Stored items:
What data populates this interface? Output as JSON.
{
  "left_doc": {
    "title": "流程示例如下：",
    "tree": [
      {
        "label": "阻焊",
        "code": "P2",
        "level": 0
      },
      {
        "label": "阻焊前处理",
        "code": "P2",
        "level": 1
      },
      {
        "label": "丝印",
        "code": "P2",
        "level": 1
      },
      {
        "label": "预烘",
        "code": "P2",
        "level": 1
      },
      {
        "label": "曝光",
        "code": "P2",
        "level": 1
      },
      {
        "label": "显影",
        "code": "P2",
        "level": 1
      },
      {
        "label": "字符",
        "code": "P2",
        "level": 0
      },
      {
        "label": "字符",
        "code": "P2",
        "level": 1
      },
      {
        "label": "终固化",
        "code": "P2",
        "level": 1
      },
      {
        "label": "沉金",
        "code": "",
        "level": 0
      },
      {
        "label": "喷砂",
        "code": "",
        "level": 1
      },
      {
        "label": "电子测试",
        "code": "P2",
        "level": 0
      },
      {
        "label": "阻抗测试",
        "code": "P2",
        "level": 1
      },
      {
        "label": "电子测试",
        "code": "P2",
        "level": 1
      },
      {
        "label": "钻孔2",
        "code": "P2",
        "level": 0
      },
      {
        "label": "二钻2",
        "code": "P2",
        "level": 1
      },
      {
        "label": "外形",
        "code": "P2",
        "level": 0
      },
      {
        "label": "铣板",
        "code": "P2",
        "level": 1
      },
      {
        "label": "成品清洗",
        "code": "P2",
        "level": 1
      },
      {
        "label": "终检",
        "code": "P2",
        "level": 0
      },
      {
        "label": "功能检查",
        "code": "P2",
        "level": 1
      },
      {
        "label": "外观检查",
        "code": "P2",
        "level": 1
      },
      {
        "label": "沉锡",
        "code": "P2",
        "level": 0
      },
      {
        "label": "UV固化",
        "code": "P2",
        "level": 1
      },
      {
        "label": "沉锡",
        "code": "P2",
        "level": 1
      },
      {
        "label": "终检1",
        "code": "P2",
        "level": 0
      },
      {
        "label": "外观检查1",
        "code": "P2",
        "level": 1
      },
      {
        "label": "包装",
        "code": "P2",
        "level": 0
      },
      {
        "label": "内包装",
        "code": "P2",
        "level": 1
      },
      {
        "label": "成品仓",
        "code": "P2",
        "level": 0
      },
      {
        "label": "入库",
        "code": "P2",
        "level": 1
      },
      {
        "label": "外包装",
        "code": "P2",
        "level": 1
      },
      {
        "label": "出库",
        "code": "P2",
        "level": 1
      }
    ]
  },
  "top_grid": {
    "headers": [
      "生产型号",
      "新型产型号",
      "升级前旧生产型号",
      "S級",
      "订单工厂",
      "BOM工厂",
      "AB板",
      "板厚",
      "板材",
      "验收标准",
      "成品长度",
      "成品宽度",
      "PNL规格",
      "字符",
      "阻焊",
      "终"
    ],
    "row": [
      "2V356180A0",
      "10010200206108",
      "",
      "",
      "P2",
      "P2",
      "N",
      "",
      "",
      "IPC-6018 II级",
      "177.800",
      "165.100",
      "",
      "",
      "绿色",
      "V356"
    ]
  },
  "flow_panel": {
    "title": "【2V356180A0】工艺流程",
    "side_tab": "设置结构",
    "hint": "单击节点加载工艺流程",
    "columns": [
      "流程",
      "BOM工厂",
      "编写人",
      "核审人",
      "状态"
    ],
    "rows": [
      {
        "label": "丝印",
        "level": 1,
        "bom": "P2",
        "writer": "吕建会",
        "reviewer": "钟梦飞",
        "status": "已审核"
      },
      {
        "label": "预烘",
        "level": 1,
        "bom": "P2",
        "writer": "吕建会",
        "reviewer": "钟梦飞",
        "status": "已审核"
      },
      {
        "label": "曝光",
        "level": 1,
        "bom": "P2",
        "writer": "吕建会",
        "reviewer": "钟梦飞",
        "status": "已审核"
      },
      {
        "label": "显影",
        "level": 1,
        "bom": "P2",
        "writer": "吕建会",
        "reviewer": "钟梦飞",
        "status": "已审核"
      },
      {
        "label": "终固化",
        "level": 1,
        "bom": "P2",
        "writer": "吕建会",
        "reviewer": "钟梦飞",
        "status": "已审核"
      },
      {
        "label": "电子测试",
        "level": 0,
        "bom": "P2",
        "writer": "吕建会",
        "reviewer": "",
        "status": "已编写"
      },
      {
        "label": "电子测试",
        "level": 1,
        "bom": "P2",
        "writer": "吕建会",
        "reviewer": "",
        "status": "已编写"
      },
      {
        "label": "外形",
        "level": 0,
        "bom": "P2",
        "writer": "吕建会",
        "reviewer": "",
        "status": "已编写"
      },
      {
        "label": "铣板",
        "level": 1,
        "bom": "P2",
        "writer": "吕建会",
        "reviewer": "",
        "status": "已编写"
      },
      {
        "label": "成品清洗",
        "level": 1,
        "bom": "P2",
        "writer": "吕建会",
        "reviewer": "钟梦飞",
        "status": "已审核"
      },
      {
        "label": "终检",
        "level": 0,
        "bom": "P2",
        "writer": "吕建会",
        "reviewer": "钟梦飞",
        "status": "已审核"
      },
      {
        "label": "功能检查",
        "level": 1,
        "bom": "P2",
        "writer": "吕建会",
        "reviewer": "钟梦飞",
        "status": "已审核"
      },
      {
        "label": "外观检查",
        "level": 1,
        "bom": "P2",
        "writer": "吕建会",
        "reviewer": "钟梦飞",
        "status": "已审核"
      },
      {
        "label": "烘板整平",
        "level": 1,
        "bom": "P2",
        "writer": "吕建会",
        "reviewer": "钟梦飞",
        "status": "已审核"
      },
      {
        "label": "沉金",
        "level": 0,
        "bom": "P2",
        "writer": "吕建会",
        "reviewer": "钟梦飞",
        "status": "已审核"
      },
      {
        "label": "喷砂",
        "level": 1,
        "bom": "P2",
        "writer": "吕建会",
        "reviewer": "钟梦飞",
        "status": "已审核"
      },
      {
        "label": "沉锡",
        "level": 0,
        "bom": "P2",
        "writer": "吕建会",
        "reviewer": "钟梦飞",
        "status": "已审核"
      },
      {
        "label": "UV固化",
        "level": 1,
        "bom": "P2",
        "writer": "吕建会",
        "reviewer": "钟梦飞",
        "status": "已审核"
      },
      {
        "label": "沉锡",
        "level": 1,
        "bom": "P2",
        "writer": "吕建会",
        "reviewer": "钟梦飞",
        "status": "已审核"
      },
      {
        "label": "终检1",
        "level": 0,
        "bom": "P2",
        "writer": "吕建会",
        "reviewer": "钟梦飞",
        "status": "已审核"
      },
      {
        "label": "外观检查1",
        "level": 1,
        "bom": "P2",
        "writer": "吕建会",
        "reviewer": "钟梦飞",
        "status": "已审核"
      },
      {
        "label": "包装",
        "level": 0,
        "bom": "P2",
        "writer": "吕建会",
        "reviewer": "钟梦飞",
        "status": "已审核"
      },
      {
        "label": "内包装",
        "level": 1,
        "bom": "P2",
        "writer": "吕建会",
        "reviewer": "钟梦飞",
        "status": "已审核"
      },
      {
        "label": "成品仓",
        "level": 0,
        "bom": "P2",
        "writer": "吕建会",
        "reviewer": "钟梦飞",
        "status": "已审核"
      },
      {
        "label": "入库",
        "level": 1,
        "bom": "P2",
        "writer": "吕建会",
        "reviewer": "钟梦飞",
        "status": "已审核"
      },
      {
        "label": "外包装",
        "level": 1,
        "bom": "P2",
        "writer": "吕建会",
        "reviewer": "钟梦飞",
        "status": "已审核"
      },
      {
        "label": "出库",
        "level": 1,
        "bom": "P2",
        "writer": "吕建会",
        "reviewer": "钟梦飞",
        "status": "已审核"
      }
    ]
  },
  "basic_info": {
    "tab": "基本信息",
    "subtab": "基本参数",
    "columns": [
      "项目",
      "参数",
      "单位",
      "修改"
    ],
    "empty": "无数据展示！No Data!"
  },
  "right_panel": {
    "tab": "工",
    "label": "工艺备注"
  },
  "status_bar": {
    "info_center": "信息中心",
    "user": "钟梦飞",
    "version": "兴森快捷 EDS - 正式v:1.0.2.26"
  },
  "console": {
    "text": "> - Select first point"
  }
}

EXERCISE BRIEF:
Make a list of all lines in the data that contain "title".

RESULT OF THIS TASK:
    "title": "流程示例如下：",
    "title": "【2V356180A0】工艺流程",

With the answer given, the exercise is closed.